Challenge: Look through the material below and give the number of lines holding "April", with no other words.

Data listing:
====
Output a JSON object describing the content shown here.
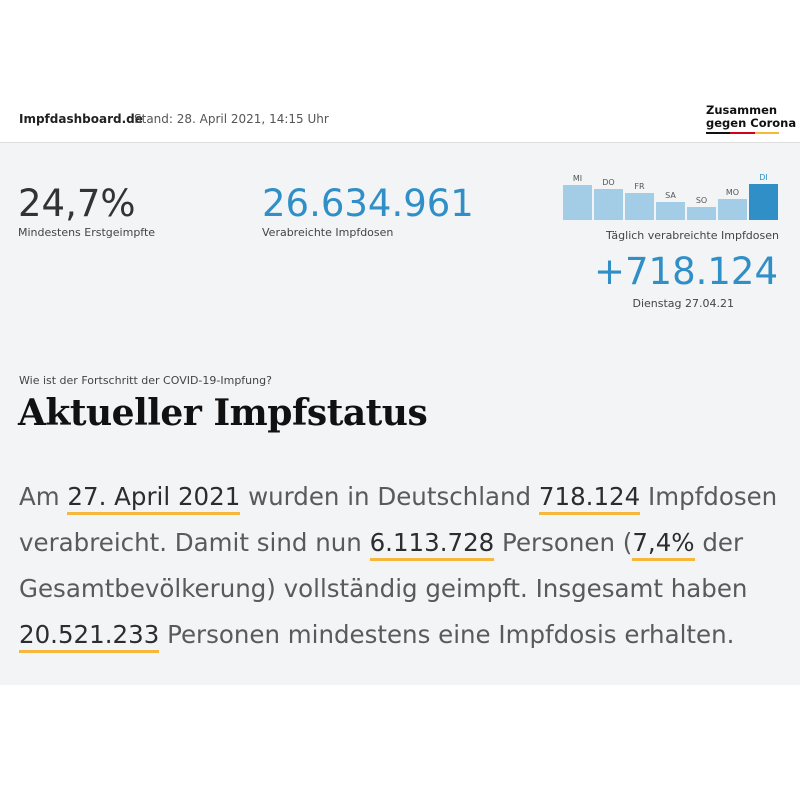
{
  "header": {
    "brand": "Impfdashboard.de",
    "stand": "Stand: 28. April 2021, 14:15 Uhr",
    "logo_line1": "Zusammen",
    "logo_line2": "gegen Corona"
  },
  "stats": [
    {
      "value": "24,7%",
      "label": "Mindestens Erstgeimpfte",
      "color": "#333333"
    },
    {
      "value": "26.634.961",
      "label": "Verabreichte Impfdosen",
      "color": "#2f8fc6"
    }
  ],
  "daily": {
    "days": [
      "MI",
      "DO",
      "FR",
      "SA",
      "SO",
      "MO",
      "DI"
    ],
    "relative_values": [
      0.97,
      0.86,
      0.75,
      0.49,
      0.37,
      0.57,
      1.0
    ],
    "label": "Täglich verabreichte Impfdosen",
    "value": "+718.124",
    "date": "Dienstag 27.04.21",
    "bar_color": "#a3cde6",
    "highlight_color": "#2f8fc6"
  },
  "section": {
    "question": "Wie ist der Fortschritt der COVID-19-Impfung?",
    "title": "Aktueller Impfstatus"
  },
  "paragraph": {
    "t1": "Am ",
    "h1": "27. April 2021",
    "t2": " wurden in Deutschland ",
    "h2": "718.124",
    "t3": " Impfdosen verabreicht. Damit sind nun ",
    "h3": "6.113.728",
    "t4": " Personen (",
    "h4": "7,4%",
    "t5": " der Gesamtbevölkerung) vollständig geimpft. Insgesamt haben ",
    "h5": "20.521.233",
    "t6": " Personen mindestens eine Impfdosis erhalten."
  }
}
====
Expected answer: 2